Structured figure records
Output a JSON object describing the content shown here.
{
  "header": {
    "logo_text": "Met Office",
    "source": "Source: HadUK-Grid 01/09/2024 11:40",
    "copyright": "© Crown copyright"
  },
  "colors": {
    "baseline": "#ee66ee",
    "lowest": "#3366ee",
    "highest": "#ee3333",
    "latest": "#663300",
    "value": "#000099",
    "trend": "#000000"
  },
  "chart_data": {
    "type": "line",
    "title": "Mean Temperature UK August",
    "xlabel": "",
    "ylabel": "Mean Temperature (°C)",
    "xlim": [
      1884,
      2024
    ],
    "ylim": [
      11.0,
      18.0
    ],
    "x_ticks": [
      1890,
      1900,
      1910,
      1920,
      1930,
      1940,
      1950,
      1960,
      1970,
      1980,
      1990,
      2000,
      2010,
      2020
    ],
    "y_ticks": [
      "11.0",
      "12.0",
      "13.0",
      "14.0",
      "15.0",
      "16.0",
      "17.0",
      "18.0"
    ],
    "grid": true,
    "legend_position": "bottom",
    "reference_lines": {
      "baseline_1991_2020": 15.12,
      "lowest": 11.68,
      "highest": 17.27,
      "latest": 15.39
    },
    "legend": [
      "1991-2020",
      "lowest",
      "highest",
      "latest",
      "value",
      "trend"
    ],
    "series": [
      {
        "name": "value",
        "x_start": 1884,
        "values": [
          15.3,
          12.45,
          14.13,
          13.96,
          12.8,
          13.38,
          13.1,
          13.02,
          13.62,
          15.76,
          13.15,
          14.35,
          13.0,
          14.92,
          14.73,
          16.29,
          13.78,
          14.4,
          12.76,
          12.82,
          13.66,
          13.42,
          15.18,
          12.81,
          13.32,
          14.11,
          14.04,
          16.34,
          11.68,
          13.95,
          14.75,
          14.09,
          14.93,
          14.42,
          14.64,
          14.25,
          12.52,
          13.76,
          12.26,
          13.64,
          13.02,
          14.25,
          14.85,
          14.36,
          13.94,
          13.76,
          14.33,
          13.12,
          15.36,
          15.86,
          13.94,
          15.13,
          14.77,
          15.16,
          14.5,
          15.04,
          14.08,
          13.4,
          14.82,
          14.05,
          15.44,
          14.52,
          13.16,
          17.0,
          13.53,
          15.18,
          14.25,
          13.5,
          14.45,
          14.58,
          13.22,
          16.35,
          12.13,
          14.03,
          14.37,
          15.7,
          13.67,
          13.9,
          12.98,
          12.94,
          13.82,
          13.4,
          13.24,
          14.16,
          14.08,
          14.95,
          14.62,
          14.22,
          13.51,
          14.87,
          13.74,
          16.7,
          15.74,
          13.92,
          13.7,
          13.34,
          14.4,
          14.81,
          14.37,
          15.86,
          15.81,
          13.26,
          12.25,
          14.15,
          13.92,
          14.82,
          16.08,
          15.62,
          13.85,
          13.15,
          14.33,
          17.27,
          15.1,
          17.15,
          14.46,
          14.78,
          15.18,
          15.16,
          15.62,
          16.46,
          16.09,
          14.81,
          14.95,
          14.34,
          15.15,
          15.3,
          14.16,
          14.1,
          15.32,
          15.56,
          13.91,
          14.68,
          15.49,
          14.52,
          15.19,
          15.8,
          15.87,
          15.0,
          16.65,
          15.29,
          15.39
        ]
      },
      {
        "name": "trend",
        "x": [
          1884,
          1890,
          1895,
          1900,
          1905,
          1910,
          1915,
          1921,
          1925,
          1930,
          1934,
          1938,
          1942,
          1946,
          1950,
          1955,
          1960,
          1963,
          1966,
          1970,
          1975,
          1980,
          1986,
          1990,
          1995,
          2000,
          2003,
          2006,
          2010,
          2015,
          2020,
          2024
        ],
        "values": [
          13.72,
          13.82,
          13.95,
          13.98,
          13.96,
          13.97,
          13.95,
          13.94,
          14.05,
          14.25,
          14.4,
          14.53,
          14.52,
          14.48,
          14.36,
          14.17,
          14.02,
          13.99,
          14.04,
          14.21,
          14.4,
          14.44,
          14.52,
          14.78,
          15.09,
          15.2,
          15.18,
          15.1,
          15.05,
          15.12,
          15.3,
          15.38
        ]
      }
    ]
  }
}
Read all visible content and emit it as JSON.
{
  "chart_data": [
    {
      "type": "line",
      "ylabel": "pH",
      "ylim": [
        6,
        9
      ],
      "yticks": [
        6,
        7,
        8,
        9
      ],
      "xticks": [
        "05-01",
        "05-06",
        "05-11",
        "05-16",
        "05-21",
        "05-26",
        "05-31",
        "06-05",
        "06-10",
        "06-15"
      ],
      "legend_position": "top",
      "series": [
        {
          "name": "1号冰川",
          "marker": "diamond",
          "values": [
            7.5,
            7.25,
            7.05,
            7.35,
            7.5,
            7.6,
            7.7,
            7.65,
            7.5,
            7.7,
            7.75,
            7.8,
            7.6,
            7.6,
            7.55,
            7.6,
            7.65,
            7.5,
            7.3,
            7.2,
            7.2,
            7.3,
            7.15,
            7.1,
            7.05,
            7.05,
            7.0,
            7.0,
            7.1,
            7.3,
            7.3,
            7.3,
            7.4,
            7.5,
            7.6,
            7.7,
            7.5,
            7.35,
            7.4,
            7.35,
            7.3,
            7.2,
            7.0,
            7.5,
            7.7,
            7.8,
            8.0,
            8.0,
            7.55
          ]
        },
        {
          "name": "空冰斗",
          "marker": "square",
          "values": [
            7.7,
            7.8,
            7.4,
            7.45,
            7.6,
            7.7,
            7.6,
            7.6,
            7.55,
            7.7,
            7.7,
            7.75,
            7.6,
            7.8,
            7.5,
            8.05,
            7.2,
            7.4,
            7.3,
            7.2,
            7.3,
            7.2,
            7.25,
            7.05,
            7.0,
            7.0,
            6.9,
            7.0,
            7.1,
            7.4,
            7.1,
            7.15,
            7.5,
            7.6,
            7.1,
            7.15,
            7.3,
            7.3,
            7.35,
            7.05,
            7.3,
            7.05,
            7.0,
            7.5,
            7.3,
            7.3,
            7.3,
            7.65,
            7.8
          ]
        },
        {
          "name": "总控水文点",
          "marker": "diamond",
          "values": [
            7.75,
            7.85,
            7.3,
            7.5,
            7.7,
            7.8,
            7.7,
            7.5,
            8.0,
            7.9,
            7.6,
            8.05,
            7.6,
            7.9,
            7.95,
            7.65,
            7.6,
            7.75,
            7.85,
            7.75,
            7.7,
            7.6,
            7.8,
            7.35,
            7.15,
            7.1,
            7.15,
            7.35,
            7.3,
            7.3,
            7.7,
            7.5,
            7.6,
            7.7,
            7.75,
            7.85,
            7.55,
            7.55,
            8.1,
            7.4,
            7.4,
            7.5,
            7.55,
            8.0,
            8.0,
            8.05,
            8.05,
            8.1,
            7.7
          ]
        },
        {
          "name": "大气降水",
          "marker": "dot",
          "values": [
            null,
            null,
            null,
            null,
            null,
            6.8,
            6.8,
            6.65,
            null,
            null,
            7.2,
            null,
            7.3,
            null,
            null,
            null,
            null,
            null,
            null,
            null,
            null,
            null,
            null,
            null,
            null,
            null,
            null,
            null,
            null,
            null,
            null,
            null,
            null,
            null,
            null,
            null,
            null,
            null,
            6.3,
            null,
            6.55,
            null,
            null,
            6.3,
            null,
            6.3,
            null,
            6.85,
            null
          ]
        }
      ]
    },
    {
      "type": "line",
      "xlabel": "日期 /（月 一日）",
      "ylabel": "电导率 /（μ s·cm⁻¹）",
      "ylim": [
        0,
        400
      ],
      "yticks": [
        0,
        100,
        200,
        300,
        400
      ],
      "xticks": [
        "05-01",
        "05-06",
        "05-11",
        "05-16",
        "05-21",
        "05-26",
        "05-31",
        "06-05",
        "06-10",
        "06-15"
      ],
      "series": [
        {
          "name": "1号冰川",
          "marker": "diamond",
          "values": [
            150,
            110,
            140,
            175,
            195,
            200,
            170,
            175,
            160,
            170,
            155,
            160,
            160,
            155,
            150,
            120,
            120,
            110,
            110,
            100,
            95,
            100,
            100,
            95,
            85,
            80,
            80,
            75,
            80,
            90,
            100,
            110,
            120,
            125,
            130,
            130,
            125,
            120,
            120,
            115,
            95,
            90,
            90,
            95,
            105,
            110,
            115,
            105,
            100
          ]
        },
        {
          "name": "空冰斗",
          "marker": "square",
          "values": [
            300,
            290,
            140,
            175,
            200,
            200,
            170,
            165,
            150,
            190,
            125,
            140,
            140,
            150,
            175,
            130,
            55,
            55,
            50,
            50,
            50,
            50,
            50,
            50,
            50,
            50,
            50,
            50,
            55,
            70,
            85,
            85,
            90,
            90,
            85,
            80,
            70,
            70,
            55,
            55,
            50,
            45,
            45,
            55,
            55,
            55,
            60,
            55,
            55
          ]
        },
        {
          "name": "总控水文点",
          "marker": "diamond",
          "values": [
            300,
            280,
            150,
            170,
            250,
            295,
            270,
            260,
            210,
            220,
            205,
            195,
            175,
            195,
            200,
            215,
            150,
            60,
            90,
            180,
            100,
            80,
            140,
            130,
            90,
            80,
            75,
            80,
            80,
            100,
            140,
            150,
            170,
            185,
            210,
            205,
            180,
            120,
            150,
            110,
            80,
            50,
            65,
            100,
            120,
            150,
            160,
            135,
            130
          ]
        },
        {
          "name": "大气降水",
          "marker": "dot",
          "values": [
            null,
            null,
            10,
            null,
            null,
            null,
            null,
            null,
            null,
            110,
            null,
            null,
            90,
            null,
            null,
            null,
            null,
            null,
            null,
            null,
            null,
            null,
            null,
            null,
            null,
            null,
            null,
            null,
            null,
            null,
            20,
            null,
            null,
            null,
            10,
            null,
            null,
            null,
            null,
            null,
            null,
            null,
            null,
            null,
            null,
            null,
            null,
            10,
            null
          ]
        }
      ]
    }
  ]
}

▶ [WHAT YOU NEED TO DO]:
Count how many lines above contain the word "highest". Reply with the number alone.

▶ [COMPLETED EXERCISE]:
3